_EXERCISE INSTRUCTIONS_
Select and reproduce each line of the listing below that bears the string "text".
— start RECORDS TO PROCESS —
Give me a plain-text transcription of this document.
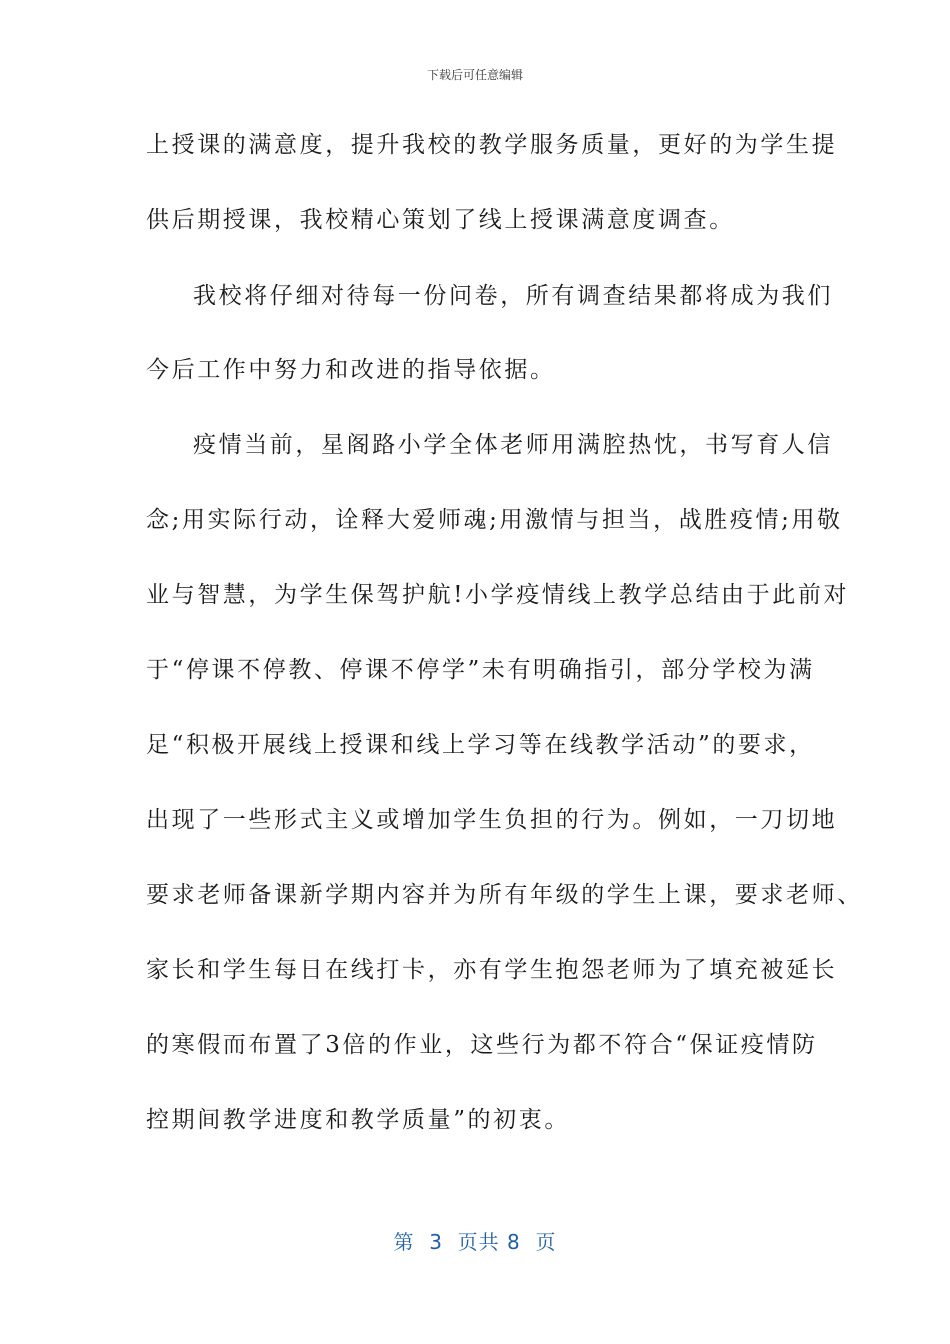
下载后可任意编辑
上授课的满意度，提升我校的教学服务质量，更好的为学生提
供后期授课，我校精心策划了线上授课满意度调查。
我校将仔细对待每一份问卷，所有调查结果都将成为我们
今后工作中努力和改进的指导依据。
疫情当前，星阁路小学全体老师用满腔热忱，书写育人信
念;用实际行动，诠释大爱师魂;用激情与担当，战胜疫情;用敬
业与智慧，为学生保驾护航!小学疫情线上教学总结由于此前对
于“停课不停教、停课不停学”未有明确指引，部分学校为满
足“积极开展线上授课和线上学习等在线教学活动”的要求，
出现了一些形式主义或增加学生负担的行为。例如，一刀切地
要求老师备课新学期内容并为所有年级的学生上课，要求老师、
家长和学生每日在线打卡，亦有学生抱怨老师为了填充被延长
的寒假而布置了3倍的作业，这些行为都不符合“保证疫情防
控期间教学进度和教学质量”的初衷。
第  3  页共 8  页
— end RECORDS TO PROCESS —
— start RECORDS TO PROCESS —
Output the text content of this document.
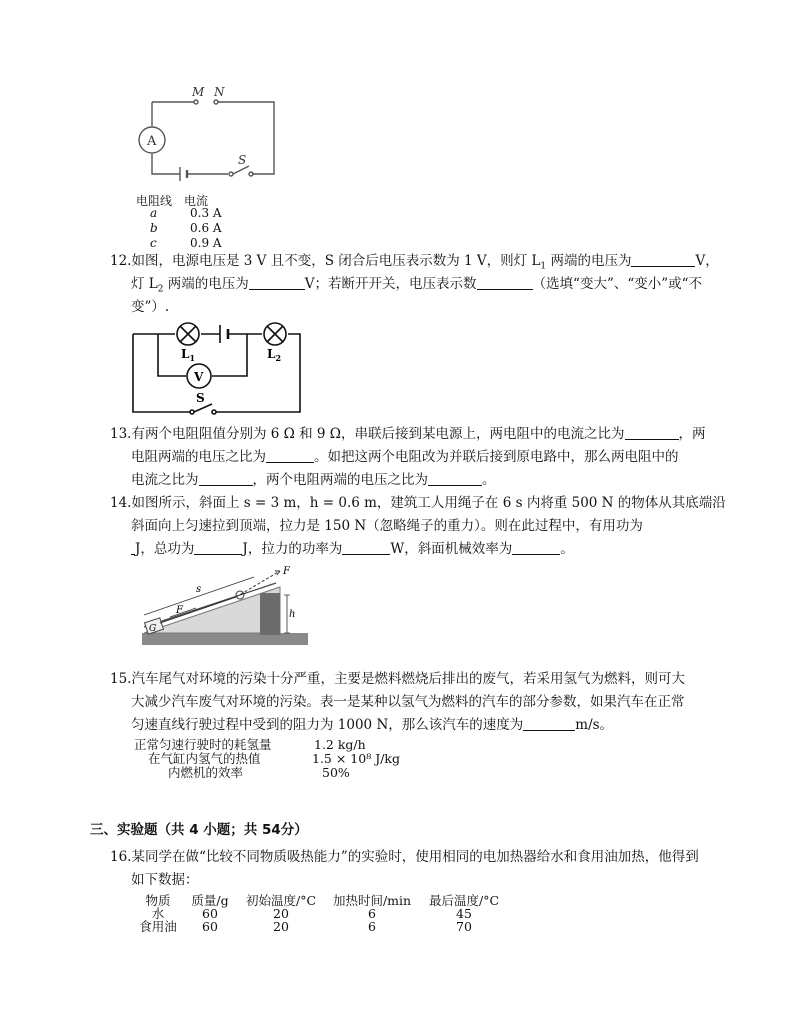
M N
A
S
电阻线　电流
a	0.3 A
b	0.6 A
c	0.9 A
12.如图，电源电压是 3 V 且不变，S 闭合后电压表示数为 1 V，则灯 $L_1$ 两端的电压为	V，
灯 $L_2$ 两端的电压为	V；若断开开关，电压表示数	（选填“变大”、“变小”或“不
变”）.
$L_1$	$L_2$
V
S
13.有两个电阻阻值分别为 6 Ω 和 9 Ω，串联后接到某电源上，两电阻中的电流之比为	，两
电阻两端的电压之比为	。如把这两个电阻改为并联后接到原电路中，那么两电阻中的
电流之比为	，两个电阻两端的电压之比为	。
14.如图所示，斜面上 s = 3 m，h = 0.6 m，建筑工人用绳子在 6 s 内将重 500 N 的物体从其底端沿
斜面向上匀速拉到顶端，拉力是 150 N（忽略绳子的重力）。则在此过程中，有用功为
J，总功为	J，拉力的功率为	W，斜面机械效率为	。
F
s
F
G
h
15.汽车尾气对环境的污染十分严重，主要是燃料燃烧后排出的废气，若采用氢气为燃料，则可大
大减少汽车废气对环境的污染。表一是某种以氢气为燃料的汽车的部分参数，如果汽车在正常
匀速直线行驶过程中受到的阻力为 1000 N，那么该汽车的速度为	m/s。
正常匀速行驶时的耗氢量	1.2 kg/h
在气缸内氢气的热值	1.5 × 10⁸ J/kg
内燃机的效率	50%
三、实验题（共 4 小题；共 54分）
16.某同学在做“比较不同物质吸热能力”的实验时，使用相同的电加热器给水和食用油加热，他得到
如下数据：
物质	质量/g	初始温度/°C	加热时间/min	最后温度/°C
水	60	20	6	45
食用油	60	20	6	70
— end RECORDS TO PROCESS —
_THE ANSWER_
Give me a plain-text transcription of this document.
Output the text content of this document.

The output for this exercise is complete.